Reproduce the records that follow in full, excluding any picture they contain.

* begin EXCERPTED DATA *

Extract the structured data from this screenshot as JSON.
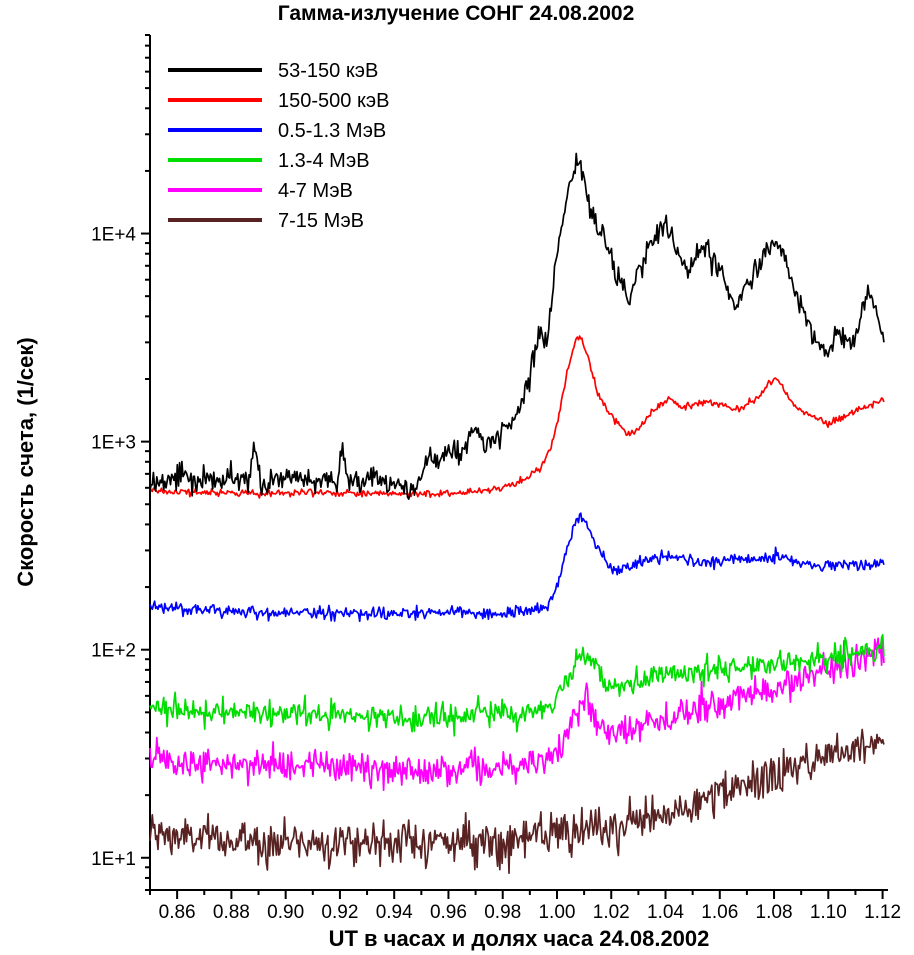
{
  "chart_data": {
    "type": "line",
    "title": "Гамма-излучение СОНГ 24.08.2002",
    "xlabel": "UT в часах и долях часа 24.08.2002",
    "ylabel": "Скорость счета,  (1/сек)",
    "yscale": "log",
    "grid": false,
    "legend_position": "top-left-inside",
    "xlim": [
      0.85,
      1.122
    ],
    "ylim": [
      7,
      90000
    ],
    "xticks": {
      "major": [
        0.86,
        0.88,
        0.9,
        0.92,
        0.94,
        0.96,
        0.98,
        1.0,
        1.02,
        1.04,
        1.06,
        1.08,
        1.1,
        1.12
      ],
      "labels": [
        "0.86",
        "0.88",
        "0.90",
        "0.92",
        "0.94",
        "0.96",
        "0.98",
        "1.00",
        "1.02",
        "1.04",
        "1.06",
        "1.08",
        "1.10",
        "1.12"
      ],
      "minor_step": 0.01
    },
    "yticks": {
      "major": [
        10,
        100,
        1000,
        10000
      ],
      "labels": [
        "1E+1",
        "1E+2",
        "1E+3",
        "1E+4"
      ]
    },
    "series": [
      {
        "name": "7-15 МэВ",
        "color": "#582222",
        "noise_sigma": 0.05,
        "x": [
          0.85,
          0.88,
          0.91,
          0.94,
          0.96,
          0.98,
          1.0,
          1.01,
          1.02,
          1.03,
          1.04,
          1.05,
          1.06,
          1.07,
          1.08,
          1.09,
          1.1,
          1.11,
          1.12
        ],
        "values": [
          13,
          12,
          12,
          12,
          12,
          12,
          13,
          13,
          14,
          15,
          16,
          18,
          20,
          22,
          25,
          28,
          31,
          35,
          38
        ]
      },
      {
        "name": "4-7 МэВ",
        "color": "#ff00ff",
        "noise_sigma": 0.04,
        "x": [
          0.85,
          0.88,
          0.91,
          0.93,
          0.95,
          0.97,
          0.985,
          0.995,
          1.0,
          1.004,
          1.008,
          1.011,
          1.014,
          1.018,
          1.022,
          1.03,
          1.04,
          1.05,
          1.06,
          1.07,
          1.08,
          1.09,
          1.1,
          1.11,
          1.12
        ],
        "values": [
          30,
          28,
          28,
          27,
          26,
          27,
          28,
          30,
          33,
          40,
          52,
          55,
          46,
          41,
          40,
          43,
          46,
          50,
          55,
          60,
          66,
          73,
          80,
          90,
          100
        ]
      },
      {
        "name": "1.3-4 МэВ",
        "color": "#00dd00",
        "noise_sigma": 0.03,
        "x": [
          0.85,
          0.88,
          0.91,
          0.94,
          0.96,
          0.98,
          0.992,
          0.998,
          1.002,
          1.006,
          1.009,
          1.012,
          1.015,
          1.018,
          1.022,
          1.026,
          1.03,
          1.04,
          1.05,
          1.06,
          1.07,
          1.08,
          1.09,
          1.1,
          1.11,
          1.12
        ],
        "values": [
          52,
          50,
          49,
          47,
          48,
          50,
          50,
          54,
          62,
          80,
          97,
          90,
          78,
          68,
          65,
          70,
          72,
          76,
          78,
          80,
          83,
          86,
          88,
          91,
          95,
          100
        ]
      },
      {
        "name": "0.5-1.3 МэВ",
        "color": "#0000ff",
        "noise_sigma": 0.014,
        "x": [
          0.85,
          0.88,
          0.91,
          0.94,
          0.96,
          0.98,
          0.99,
          0.996,
          1.0,
          1.003,
          1.006,
          1.008,
          1.01,
          1.013,
          1.016,
          1.019,
          1.022,
          1.026,
          1.03,
          1.035,
          1.04,
          1.045,
          1.05,
          1.055,
          1.06,
          1.065,
          1.07,
          1.075,
          1.08,
          1.085,
          1.09,
          1.095,
          1.1,
          1.105,
          1.11,
          1.115,
          1.12
        ],
        "values": [
          160,
          152,
          150,
          148,
          152,
          148,
          152,
          160,
          200,
          280,
          390,
          440,
          420,
          350,
          290,
          255,
          240,
          250,
          262,
          272,
          285,
          278,
          268,
          262,
          266,
          272,
          270,
          268,
          280,
          272,
          258,
          252,
          258,
          254,
          260,
          252,
          258
        ]
      },
      {
        "name": "150-500 кэВ",
        "color": "#ff0000",
        "noise_sigma": 0.008,
        "x": [
          0.85,
          0.87,
          0.89,
          0.91,
          0.93,
          0.95,
          0.96,
          0.97,
          0.978,
          0.984,
          0.99,
          0.994,
          0.998,
          1.001,
          1.004,
          1.007,
          1.009,
          1.012,
          1.015,
          1.018,
          1.022,
          1.026,
          1.03,
          1.034,
          1.038,
          1.042,
          1.046,
          1.05,
          1.055,
          1.06,
          1.065,
          1.07,
          1.074,
          1.078,
          1.081,
          1.084,
          1.088,
          1.092,
          1.096,
          1.1,
          1.105,
          1.11,
          1.115,
          1.12
        ],
        "values": [
          580,
          570,
          565,
          570,
          565,
          560,
          565,
          575,
          590,
          620,
          680,
          760,
          950,
          1400,
          2200,
          3100,
          3200,
          2400,
          1700,
          1450,
          1250,
          1080,
          1150,
          1350,
          1500,
          1600,
          1450,
          1500,
          1550,
          1500,
          1430,
          1500,
          1600,
          1900,
          2000,
          1750,
          1450,
          1350,
          1280,
          1220,
          1300,
          1400,
          1500,
          1580
        ]
      },
      {
        "name": "53-150 кэВ",
        "color": "#000000",
        "noise_sigma": 0.028,
        "x": [
          0.85,
          0.856,
          0.862,
          0.868,
          0.874,
          0.88,
          0.886,
          0.889,
          0.891,
          0.896,
          0.902,
          0.908,
          0.914,
          0.919,
          0.921,
          0.923,
          0.928,
          0.934,
          0.938,
          0.941,
          0.944,
          0.948,
          0.952,
          0.956,
          0.96,
          0.964,
          0.968,
          0.971,
          0.974,
          0.977,
          0.98,
          0.983,
          0.986,
          0.989,
          0.992,
          0.994,
          0.996,
          0.998,
          1.0,
          1.002,
          1.004,
          1.006,
          1.008,
          1.01,
          1.012,
          1.015,
          1.018,
          1.021,
          1.024,
          1.027,
          1.03,
          1.033,
          1.036,
          1.04,
          1.043,
          1.046,
          1.049,
          1.052,
          1.055,
          1.058,
          1.061,
          1.064,
          1.067,
          1.07,
          1.073,
          1.076,
          1.079,
          1.082,
          1.085,
          1.088,
          1.091,
          1.094,
          1.097,
          1.1,
          1.103,
          1.106,
          1.109,
          1.112,
          1.115,
          1.118,
          1.12
        ],
        "values": [
          650,
          640,
          700,
          640,
          650,
          660,
          640,
          950,
          640,
          650,
          660,
          640,
          650,
          640,
          950,
          640,
          630,
          700,
          620,
          640,
          600,
          580,
          850,
          780,
          950,
          860,
          1050,
          1150,
          950,
          1000,
          1150,
          1250,
          1400,
          1800,
          2800,
          3300,
          3000,
          4500,
          8000,
          12000,
          16000,
          20000,
          22000,
          19000,
          13000,
          10500,
          9500,
          7000,
          5200,
          4800,
          6500,
          8000,
          9500,
          11000,
          9000,
          7500,
          6800,
          7800,
          8600,
          7200,
          6600,
          5000,
          4600,
          5800,
          6600,
          7400,
          8800,
          9200,
          7000,
          5200,
          4200,
          3300,
          2800,
          2700,
          3400,
          3100,
          2900,
          4200,
          5200,
          4300,
          3100
        ]
      }
    ],
    "legend_order": [
      "53-150 кэВ",
      "150-500 кэВ",
      "0.5-1.3 МэВ",
      "1.3-4 МэВ",
      "4-7 МэВ",
      "7-15 МэВ"
    ]
  }
}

* end EXCERPTED DATA *

§ WRITTEN ANSWER:
Extract the structured data from this screenshot as JSON.
{
  "chart_data": {
    "type": "line",
    "title": "Гамма-излучение СОНГ 24.08.2002",
    "xlabel": "UT в часах и долях часа 24.08.2002",
    "ylabel": "Скорость счета,  (1/сек)",
    "yscale": "log",
    "grid": false,
    "legend_position": "top-left-inside",
    "xlim": [
      0.85,
      1.122
    ],
    "ylim": [
      7,
      90000
    ],
    "xticks": {
      "major": [
        0.86,
        0.88,
        0.9,
        0.92,
        0.94,
        0.96,
        0.98,
        1.0,
        1.02,
        1.04,
        1.06,
        1.08,
        1.1,
        1.12
      ],
      "labels": [
        "0.86",
        "0.88",
        "0.90",
        "0.92",
        "0.94",
        "0.96",
        "0.98",
        "1.00",
        "1.02",
        "1.04",
        "1.06",
        "1.08",
        "1.10",
        "1.12"
      ],
      "minor_step": 0.01
    },
    "yticks": {
      "major": [
        10,
        100,
        1000,
        10000
      ],
      "labels": [
        "1E+1",
        "1E+2",
        "1E+3",
        "1E+4"
      ]
    },
    "series": [
      {
        "name": "7-15 МэВ",
        "color": "#582222",
        "noise_sigma": 0.05,
        "x": [
          0.85,
          0.88,
          0.91,
          0.94,
          0.96,
          0.98,
          1.0,
          1.01,
          1.02,
          1.03,
          1.04,
          1.05,
          1.06,
          1.07,
          1.08,
          1.09,
          1.1,
          1.11,
          1.12
        ],
        "values": [
          13,
          12,
          12,
          12,
          12,
          12,
          13,
          13,
          14,
          15,
          16,
          18,
          20,
          22,
          25,
          28,
          31,
          35,
          38
        ]
      },
      {
        "name": "4-7 МэВ",
        "color": "#ff00ff",
        "noise_sigma": 0.04,
        "x": [
          0.85,
          0.88,
          0.91,
          0.93,
          0.95,
          0.97,
          0.985,
          0.995,
          1.0,
          1.004,
          1.008,
          1.011,
          1.014,
          1.018,
          1.022,
          1.03,
          1.04,
          1.05,
          1.06,
          1.07,
          1.08,
          1.09,
          1.1,
          1.11,
          1.12
        ],
        "values": [
          30,
          28,
          28,
          27,
          26,
          27,
          28,
          30,
          33,
          40,
          52,
          55,
          46,
          41,
          40,
          43,
          46,
          50,
          55,
          60,
          66,
          73,
          80,
          90,
          100
        ]
      },
      {
        "name": "1.3-4 МэВ",
        "color": "#00dd00",
        "noise_sigma": 0.03,
        "x": [
          0.85,
          0.88,
          0.91,
          0.94,
          0.96,
          0.98,
          0.992,
          0.998,
          1.002,
          1.006,
          1.009,
          1.012,
          1.015,
          1.018,
          1.022,
          1.026,
          1.03,
          1.04,
          1.05,
          1.06,
          1.07,
          1.08,
          1.09,
          1.1,
          1.11,
          1.12
        ],
        "values": [
          52,
          50,
          49,
          47,
          48,
          50,
          50,
          54,
          62,
          80,
          97,
          90,
          78,
          68,
          65,
          70,
          72,
          76,
          78,
          80,
          83,
          86,
          88,
          91,
          95,
          100
        ]
      },
      {
        "name": "0.5-1.3 МэВ",
        "color": "#0000ff",
        "noise_sigma": 0.014,
        "x": [
          0.85,
          0.88,
          0.91,
          0.94,
          0.96,
          0.98,
          0.99,
          0.996,
          1.0,
          1.003,
          1.006,
          1.008,
          1.01,
          1.013,
          1.016,
          1.019,
          1.022,
          1.026,
          1.03,
          1.035,
          1.04,
          1.045,
          1.05,
          1.055,
          1.06,
          1.065,
          1.07,
          1.075,
          1.08,
          1.085,
          1.09,
          1.095,
          1.1,
          1.105,
          1.11,
          1.115,
          1.12
        ],
        "values": [
          160,
          152,
          150,
          148,
          152,
          148,
          152,
          160,
          200,
          280,
          390,
          440,
          420,
          350,
          290,
          255,
          240,
          250,
          262,
          272,
          285,
          278,
          268,
          262,
          266,
          272,
          270,
          268,
          280,
          272,
          258,
          252,
          258,
          254,
          260,
          252,
          258
        ]
      },
      {
        "name": "150-500 кэВ",
        "color": "#ff0000",
        "noise_sigma": 0.008,
        "x": [
          0.85,
          0.87,
          0.89,
          0.91,
          0.93,
          0.95,
          0.96,
          0.97,
          0.978,
          0.984,
          0.99,
          0.994,
          0.998,
          1.001,
          1.004,
          1.007,
          1.009,
          1.012,
          1.015,
          1.018,
          1.022,
          1.026,
          1.03,
          1.034,
          1.038,
          1.042,
          1.046,
          1.05,
          1.055,
          1.06,
          1.065,
          1.07,
          1.074,
          1.078,
          1.081,
          1.084,
          1.088,
          1.092,
          1.096,
          1.1,
          1.105,
          1.11,
          1.115,
          1.12
        ],
        "values": [
          580,
          570,
          565,
          570,
          565,
          560,
          565,
          575,
          590,
          620,
          680,
          760,
          950,
          1400,
          2200,
          3100,
          3200,
          2400,
          1700,
          1450,
          1250,
          1080,
          1150,
          1350,
          1500,
          1600,
          1450,
          1500,
          1550,
          1500,
          1430,
          1500,
          1600,
          1900,
          2000,
          1750,
          1450,
          1350,
          1280,
          1220,
          1300,
          1400,
          1500,
          1580
        ]
      },
      {
        "name": "53-150 кэВ",
        "color": "#000000",
        "noise_sigma": 0.028,
        "x": [
          0.85,
          0.856,
          0.862,
          0.868,
          0.874,
          0.88,
          0.886,
          0.889,
          0.891,
          0.896,
          0.902,
          0.908,
          0.914,
          0.919,
          0.921,
          0.923,
          0.928,
          0.934,
          0.938,
          0.941,
          0.944,
          0.948,
          0.952,
          0.956,
          0.96,
          0.964,
          0.968,
          0.971,
          0.974,
          0.977,
          0.98,
          0.983,
          0.986,
          0.989,
          0.992,
          0.994,
          0.996,
          0.998,
          1.0,
          1.002,
          1.004,
          1.006,
          1.008,
          1.01,
          1.012,
          1.015,
          1.018,
          1.021,
          1.024,
          1.027,
          1.03,
          1.033,
          1.036,
          1.04,
          1.043,
          1.046,
          1.049,
          1.052,
          1.055,
          1.058,
          1.061,
          1.064,
          1.067,
          1.07,
          1.073,
          1.076,
          1.079,
          1.082,
          1.085,
          1.088,
          1.091,
          1.094,
          1.097,
          1.1,
          1.103,
          1.106,
          1.109,
          1.112,
          1.115,
          1.118,
          1.12
        ],
        "values": [
          650,
          640,
          700,
          640,
          650,
          660,
          640,
          950,
          640,
          650,
          660,
          640,
          650,
          640,
          950,
          640,
          630,
          700,
          620,
          640,
          600,
          580,
          850,
          780,
          950,
          860,
          1050,
          1150,
          950,
          1000,
          1150,
          1250,
          1400,
          1800,
          2800,
          3300,
          3000,
          4500,
          8000,
          12000,
          16000,
          20000,
          22000,
          19000,
          13000,
          10500,
          9500,
          7000,
          5200,
          4800,
          6500,
          8000,
          9500,
          11000,
          9000,
          7500,
          6800,
          7800,
          8600,
          7200,
          6600,
          5000,
          4600,
          5800,
          6600,
          7400,
          8800,
          9200,
          7000,
          5200,
          4200,
          3300,
          2800,
          2700,
          3400,
          3100,
          2900,
          4200,
          5200,
          4300,
          3100
        ]
      }
    ],
    "legend_order": [
      "53-150 кэВ",
      "150-500 кэВ",
      "0.5-1.3 МэВ",
      "1.3-4 МэВ",
      "4-7 МэВ",
      "7-15 МэВ"
    ]
  }
}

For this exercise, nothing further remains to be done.